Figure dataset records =
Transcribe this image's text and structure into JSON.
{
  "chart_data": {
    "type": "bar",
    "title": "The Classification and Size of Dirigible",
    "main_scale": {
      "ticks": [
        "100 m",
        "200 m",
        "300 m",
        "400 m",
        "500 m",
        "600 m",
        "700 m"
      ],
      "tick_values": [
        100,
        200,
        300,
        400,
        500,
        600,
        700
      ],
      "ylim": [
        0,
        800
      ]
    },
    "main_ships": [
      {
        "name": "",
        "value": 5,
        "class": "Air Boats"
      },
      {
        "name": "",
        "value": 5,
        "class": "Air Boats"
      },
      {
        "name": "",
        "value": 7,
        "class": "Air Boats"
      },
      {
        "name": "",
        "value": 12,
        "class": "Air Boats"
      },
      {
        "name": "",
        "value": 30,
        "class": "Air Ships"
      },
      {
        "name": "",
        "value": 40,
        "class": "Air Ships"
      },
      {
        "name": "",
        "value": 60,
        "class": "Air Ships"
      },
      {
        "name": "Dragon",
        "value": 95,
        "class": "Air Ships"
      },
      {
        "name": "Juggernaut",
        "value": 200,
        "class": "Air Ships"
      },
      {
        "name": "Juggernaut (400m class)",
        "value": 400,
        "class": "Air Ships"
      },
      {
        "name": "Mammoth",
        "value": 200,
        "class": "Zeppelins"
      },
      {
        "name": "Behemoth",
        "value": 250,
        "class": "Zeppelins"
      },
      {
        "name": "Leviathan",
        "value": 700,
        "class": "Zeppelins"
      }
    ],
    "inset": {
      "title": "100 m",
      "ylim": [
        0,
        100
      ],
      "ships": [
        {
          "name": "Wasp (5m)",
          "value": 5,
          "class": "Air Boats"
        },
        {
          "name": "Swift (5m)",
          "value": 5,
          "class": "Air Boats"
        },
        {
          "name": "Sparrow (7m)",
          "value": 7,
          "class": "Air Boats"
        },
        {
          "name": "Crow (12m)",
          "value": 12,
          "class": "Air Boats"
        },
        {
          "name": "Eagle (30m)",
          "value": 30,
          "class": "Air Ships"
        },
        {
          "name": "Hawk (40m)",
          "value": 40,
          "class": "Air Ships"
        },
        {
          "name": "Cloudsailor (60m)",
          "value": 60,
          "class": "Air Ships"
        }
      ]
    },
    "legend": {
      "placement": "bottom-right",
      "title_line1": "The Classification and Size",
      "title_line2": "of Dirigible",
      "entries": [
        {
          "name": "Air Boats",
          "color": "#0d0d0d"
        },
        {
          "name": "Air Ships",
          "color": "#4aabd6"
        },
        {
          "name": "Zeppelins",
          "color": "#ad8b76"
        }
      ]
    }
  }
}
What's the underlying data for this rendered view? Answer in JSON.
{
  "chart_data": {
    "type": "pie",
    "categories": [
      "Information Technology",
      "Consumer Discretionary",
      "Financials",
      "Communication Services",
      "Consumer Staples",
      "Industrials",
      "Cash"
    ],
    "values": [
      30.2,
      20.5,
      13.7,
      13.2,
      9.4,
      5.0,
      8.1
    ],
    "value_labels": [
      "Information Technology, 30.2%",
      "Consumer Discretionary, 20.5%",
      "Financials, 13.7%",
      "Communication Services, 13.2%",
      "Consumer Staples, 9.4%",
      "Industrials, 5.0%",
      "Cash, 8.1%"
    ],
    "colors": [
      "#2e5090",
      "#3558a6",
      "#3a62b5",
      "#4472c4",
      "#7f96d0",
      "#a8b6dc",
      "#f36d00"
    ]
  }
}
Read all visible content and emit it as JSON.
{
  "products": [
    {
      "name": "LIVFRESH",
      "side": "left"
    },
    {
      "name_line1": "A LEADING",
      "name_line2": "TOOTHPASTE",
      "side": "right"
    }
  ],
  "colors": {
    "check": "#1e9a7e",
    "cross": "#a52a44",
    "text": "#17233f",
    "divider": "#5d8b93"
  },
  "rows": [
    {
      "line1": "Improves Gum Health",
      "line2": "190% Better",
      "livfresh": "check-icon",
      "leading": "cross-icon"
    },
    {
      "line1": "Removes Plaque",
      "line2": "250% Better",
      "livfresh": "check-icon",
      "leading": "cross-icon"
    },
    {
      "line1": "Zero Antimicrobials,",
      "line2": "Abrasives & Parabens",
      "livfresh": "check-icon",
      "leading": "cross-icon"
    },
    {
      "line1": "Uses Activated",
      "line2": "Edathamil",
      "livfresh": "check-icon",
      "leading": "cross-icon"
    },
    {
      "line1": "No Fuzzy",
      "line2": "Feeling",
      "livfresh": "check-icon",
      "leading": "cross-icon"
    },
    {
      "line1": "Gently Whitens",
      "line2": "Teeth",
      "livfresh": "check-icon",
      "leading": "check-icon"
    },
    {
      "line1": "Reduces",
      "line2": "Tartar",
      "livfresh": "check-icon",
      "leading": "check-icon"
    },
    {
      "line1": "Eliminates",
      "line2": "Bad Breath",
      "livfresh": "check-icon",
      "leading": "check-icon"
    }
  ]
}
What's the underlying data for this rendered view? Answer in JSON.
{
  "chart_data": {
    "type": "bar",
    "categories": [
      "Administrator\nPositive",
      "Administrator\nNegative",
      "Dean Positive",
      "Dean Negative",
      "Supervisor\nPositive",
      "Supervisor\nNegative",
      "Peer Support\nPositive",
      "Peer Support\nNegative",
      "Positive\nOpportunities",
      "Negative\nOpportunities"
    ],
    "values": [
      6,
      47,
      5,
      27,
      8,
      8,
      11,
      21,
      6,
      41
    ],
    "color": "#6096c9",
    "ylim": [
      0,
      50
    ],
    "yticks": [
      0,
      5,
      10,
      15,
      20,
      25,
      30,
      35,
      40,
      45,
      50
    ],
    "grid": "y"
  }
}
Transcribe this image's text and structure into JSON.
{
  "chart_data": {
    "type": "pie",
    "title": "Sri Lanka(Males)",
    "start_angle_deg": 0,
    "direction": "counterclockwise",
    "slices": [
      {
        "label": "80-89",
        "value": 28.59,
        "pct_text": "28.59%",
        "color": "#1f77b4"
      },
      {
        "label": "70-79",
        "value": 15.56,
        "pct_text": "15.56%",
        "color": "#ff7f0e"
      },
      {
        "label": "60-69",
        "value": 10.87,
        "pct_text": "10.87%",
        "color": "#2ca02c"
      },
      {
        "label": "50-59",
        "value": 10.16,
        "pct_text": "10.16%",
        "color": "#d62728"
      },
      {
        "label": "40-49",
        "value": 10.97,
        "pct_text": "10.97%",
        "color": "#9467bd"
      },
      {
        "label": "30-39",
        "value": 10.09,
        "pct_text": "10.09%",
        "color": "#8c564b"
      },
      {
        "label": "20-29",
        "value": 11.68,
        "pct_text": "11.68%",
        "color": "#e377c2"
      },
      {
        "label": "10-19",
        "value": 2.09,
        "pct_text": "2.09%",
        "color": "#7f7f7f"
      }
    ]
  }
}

WHAT IS EXPECTED = Restate each entry exactly, skipping none.

EXERCISE ANSWER =
Transcribe this image's text and structure into JSON.
{
  "chart_data": {
    "type": "bar",
    "title": "The Classification and Size of Dirigible",
    "main_scale": {
      "ticks": [
        "100 m",
        "200 m",
        "300 m",
        "400 m",
        "500 m",
        "600 m",
        "700 m"
      ],
      "tick_values": [
        100,
        200,
        300,
        400,
        500,
        600,
        700
      ],
      "ylim": [
        0,
        800
      ]
    },
    "main_ships": [
      {
        "name": "",
        "value": 5,
        "class": "Air Boats"
      },
      {
        "name": "",
        "value": 5,
        "class": "Air Boats"
      },
      {
        "name": "",
        "value": 7,
        "class": "Air Boats"
      },
      {
        "name": "",
        "value": 12,
        "class": "Air Boats"
      },
      {
        "name": "",
        "value": 30,
        "class": "Air Ships"
      },
      {
        "name": "",
        "value": 40,
        "class": "Air Ships"
      },
      {
        "name": "",
        "value": 60,
        "class": "Air Ships"
      },
      {
        "name": "Dragon",
        "value": 95,
        "class": "Air Ships"
      },
      {
        "name": "Juggernaut",
        "value": 200,
        "class": "Air Ships"
      },
      {
        "name": "Juggernaut (400m class)",
        "value": 400,
        "class": "Air Ships"
      },
      {
        "name": "Mammoth",
        "value": 200,
        "class": "Zeppelins"
      },
      {
        "name": "Behemoth",
        "value": 250,
        "class": "Zeppelins"
      },
      {
        "name": "Leviathan",
        "value": 700,
        "class": "Zeppelins"
      }
    ],
    "inset": {
      "title": "100 m",
      "ylim": [
        0,
        100
      ],
      "ships": [
        {
          "name": "Wasp (5m)",
          "value": 5,
          "class": "Air Boats"
        },
        {
          "name": "Swift (5m)",
          "value": 5,
          "class": "Air Boats"
        },
        {
          "name": "Sparrow (7m)",
          "value": 7,
          "class": "Air Boats"
        },
        {
          "name": "Crow (12m)",
          "value": 12,
          "class": "Air Boats"
        },
        {
          "name": "Eagle (30m)",
          "value": 30,
          "class": "Air Ships"
        },
        {
          "name": "Hawk (40m)",
          "value": 40,
          "class": "Air Ships"
        },
        {
          "name": "Cloudsailor (60m)",
          "value": 60,
          "class": "Air Ships"
        }
      ]
    },
    "legend": {
      "placement": "bottom-right",
      "title_line1": "The Classification and Size",
      "title_line2": "of Dirigible",
      "entries": [
        {
          "name": "Air Boats",
          "color": "#0d0d0d"
        },
        {
          "name": "Air Ships",
          "color": "#4aabd6"
        },
        {
          "name": "Zeppelins",
          "color": "#ad8b76"
        }
      ]
    }
  }
}
What's the underlying data for this rendered view? Answer in JSON.
{
  "chart_data": {
    "type": "pie",
    "categories": [
      "Information Technology",
      "Consumer Discretionary",
      "Financials",
      "Communication Services",
      "Consumer Staples",
      "Industrials",
      "Cash"
    ],
    "values": [
      30.2,
      20.5,
      13.7,
      13.2,
      9.4,
      5.0,
      8.1
    ],
    "value_labels": [
      "Information Technology, 30.2%",
      "Consumer Discretionary, 20.5%",
      "Financials, 13.7%",
      "Communication Services, 13.2%",
      "Consumer Staples, 9.4%",
      "Industrials, 5.0%",
      "Cash, 8.1%"
    ],
    "colors": [
      "#2e5090",
      "#3558a6",
      "#3a62b5",
      "#4472c4",
      "#7f96d0",
      "#a8b6dc",
      "#f36d00"
    ]
  }
}
Read all visible content and emit it as JSON.
{
  "products": [
    {
      "name": "LIVFRESH",
      "side": "left"
    },
    {
      "name_line1": "A LEADING",
      "name_line2": "TOOTHPASTE",
      "side": "right"
    }
  ],
  "colors": {
    "check": "#1e9a7e",
    "cross": "#a52a44",
    "text": "#17233f",
    "divider": "#5d8b93"
  },
  "rows": [
    {
      "line1": "Improves Gum Health",
      "line2": "190% Better",
      "livfresh": "check-icon",
      "leading": "cross-icon"
    },
    {
      "line1": "Removes Plaque",
      "line2": "250% Better",
      "livfresh": "check-icon",
      "leading": "cross-icon"
    },
    {
      "line1": "Zero Antimicrobials,",
      "line2": "Abrasives & Parabens",
      "livfresh": "check-icon",
      "leading": "cross-icon"
    },
    {
      "line1": "Uses Activated",
      "line2": "Edathamil",
      "livfresh": "check-icon",
      "leading": "cross-icon"
    },
    {
      "line1": "No Fuzzy",
      "line2": "Feeling",
      "livfresh": "check-icon",
      "leading": "cross-icon"
    },
    {
      "line1": "Gently Whitens",
      "line2": "Teeth",
      "livfresh": "check-icon",
      "leading": "check-icon"
    },
    {
      "line1": "Reduces",
      "line2": "Tartar",
      "livfresh": "check-icon",
      "leading": "check-icon"
    },
    {
      "line1": "Eliminates",
      "line2": "Bad Breath",
      "livfresh": "check-icon",
      "leading": "check-icon"
    }
  ]
}
What's the underlying data for this rendered view? Answer in JSON.
{
  "chart_data": {
    "type": "bar",
    "categories": [
      "Administrator\nPositive",
      "Administrator\nNegative",
      "Dean Positive",
      "Dean Negative",
      "Supervisor\nPositive",
      "Supervisor\nNegative",
      "Peer Support\nPositive",
      "Peer Support\nNegative",
      "Positive\nOpportunities",
      "Negative\nOpportunities"
    ],
    "values": [
      6,
      47,
      5,
      27,
      8,
      8,
      11,
      21,
      6,
      41
    ],
    "color": "#6096c9",
    "ylim": [
      0,
      50
    ],
    "yticks": [
      0,
      5,
      10,
      15,
      20,
      25,
      30,
      35,
      40,
      45,
      50
    ],
    "grid": "y"
  }
}
Transcribe this image's text and structure into JSON.
{
  "chart_data": {
    "type": "pie",
    "title": "Sri Lanka(Males)",
    "start_angle_deg": 0,
    "direction": "counterclockwise",
    "slices": [
      {
        "label": "80-89",
        "value": 28.59,
        "pct_text": "28.59%",
        "color": "#1f77b4"
      },
      {
        "label": "70-79",
        "value": 15.56,
        "pct_text": "15.56%",
        "color": "#ff7f0e"
      },
      {
        "label": "60-69",
        "value": 10.87,
        "pct_text": "10.87%",
        "color": "#2ca02c"
      },
      {
        "label": "50-59",
        "value": 10.16,
        "pct_text": "10.16%",
        "color": "#d62728"
      },
      {
        "label": "40-49",
        "value": 10.97,
        "pct_text": "10.97%",
        "color": "#9467bd"
      },
      {
        "label": "30-39",
        "value": 10.09,
        "pct_text": "10.09%",
        "color": "#8c564b"
      },
      {
        "label": "20-29",
        "value": 11.68,
        "pct_text": "11.68%",
        "color": "#e377c2"
      },
      {
        "label": "10-19",
        "value": 2.09,
        "pct_text": "2.09%",
        "color": "#7f7f7f"
      }
    ]
  }
}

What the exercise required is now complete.